━━━ Input

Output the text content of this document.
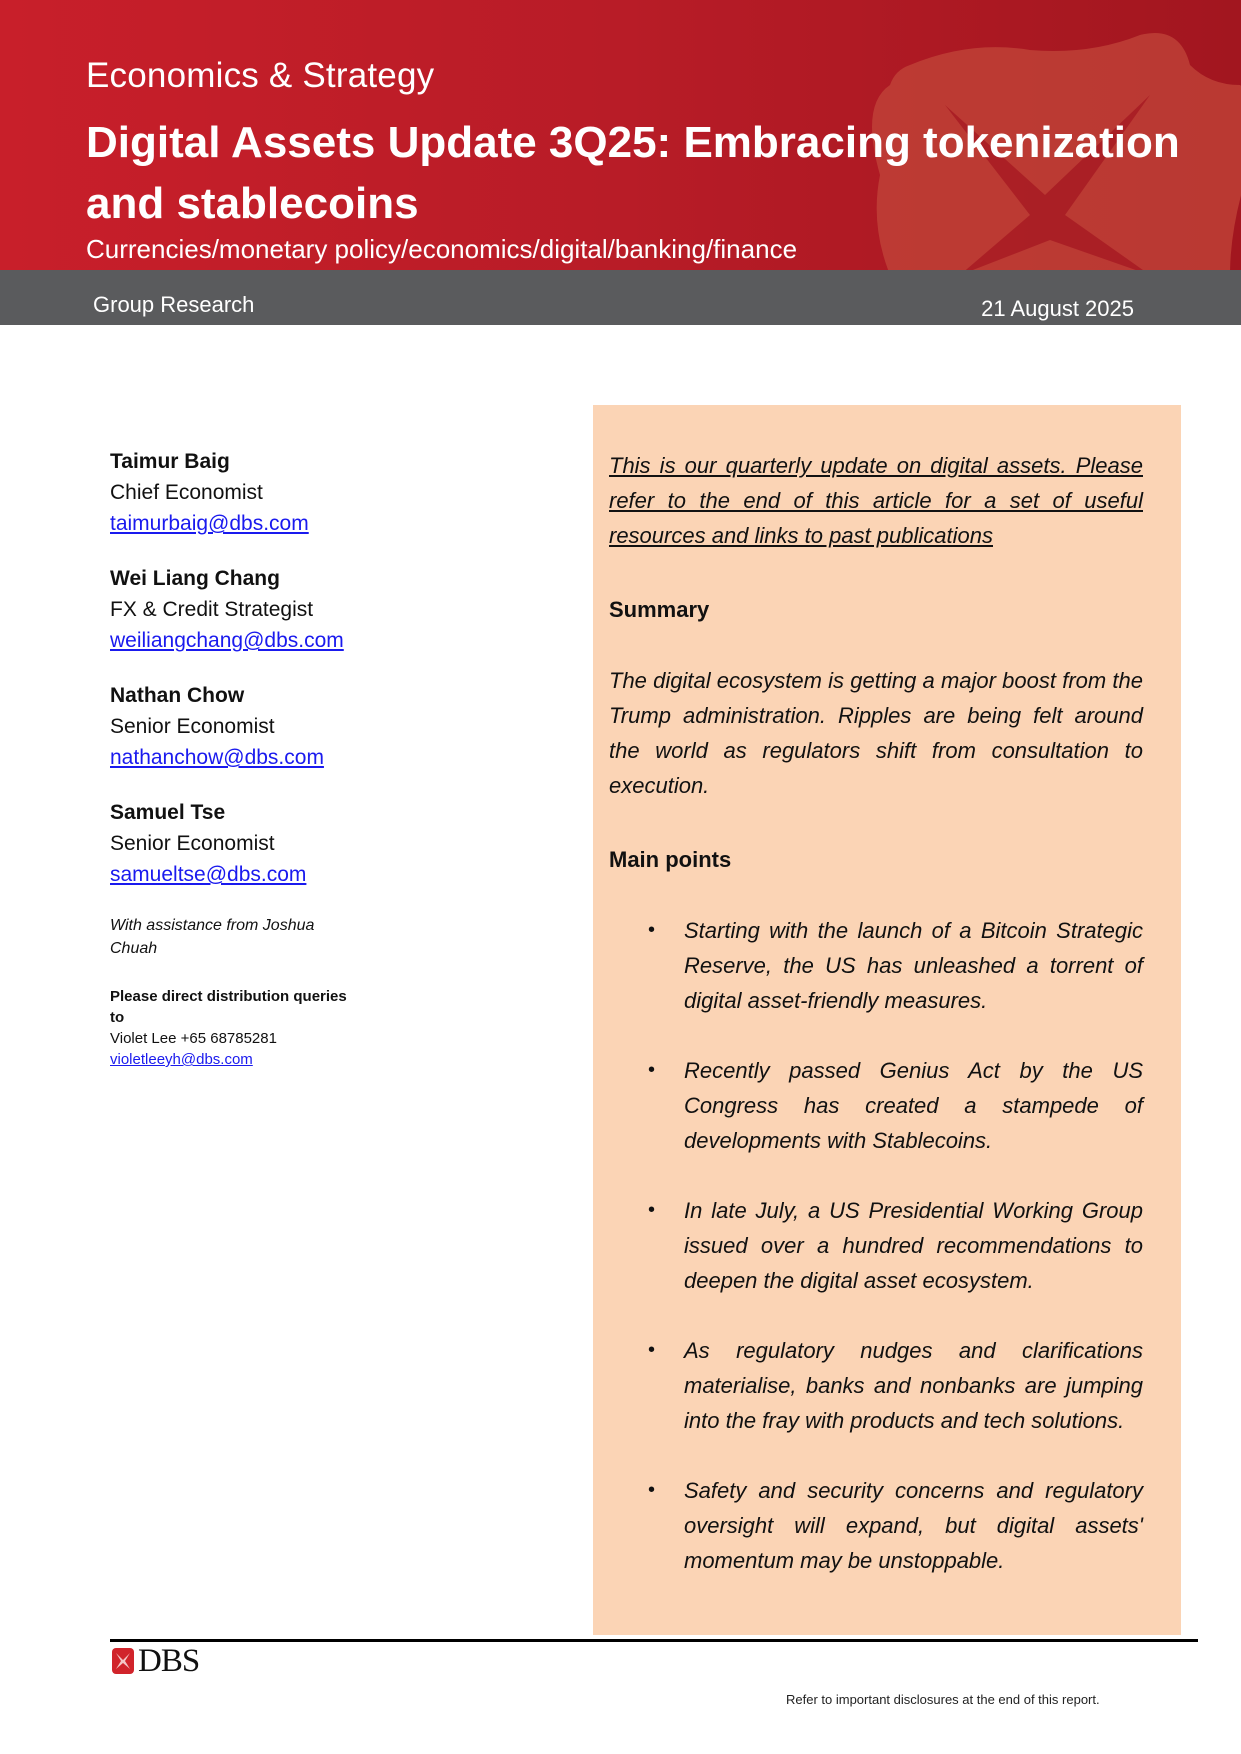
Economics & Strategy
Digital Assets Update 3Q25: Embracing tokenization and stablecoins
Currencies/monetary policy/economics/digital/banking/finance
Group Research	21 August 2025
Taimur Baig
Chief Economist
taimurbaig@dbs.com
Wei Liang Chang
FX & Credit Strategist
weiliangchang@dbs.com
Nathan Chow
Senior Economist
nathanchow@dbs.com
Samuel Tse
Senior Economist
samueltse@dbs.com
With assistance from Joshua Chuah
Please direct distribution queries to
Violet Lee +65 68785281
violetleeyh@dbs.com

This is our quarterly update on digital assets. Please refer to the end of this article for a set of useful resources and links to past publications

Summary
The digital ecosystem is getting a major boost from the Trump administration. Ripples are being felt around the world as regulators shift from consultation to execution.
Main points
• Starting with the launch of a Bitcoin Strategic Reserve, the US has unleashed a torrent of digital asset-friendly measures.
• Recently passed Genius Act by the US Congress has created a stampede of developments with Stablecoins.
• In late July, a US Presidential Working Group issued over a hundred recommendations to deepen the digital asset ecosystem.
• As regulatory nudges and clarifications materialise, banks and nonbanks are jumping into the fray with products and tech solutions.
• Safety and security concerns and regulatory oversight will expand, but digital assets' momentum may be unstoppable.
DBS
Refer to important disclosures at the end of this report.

━━━━━━
━━━ Input

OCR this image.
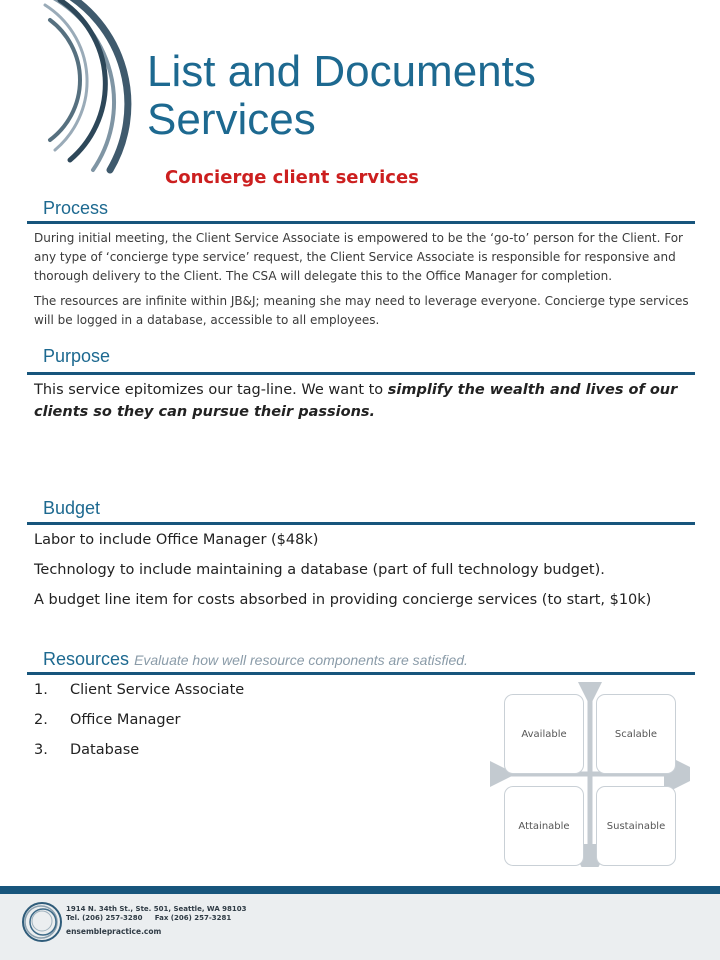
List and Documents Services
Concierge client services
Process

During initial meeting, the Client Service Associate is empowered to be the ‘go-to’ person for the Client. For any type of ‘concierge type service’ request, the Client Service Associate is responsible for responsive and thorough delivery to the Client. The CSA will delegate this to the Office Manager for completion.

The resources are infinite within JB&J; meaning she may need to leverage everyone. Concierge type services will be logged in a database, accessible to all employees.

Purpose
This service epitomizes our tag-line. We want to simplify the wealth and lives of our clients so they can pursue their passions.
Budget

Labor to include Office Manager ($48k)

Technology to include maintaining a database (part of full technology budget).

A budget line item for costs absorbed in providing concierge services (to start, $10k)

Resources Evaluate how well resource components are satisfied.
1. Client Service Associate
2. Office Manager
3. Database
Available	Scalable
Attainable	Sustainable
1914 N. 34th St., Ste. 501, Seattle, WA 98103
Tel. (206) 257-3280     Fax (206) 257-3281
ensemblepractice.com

━━━━━━

**What to do:** Extract all lines that hold the word "include".

**Result of the task:**
Labor to include Office Manager ($48k)
Technology to include maintaining a database (part of full technology budget).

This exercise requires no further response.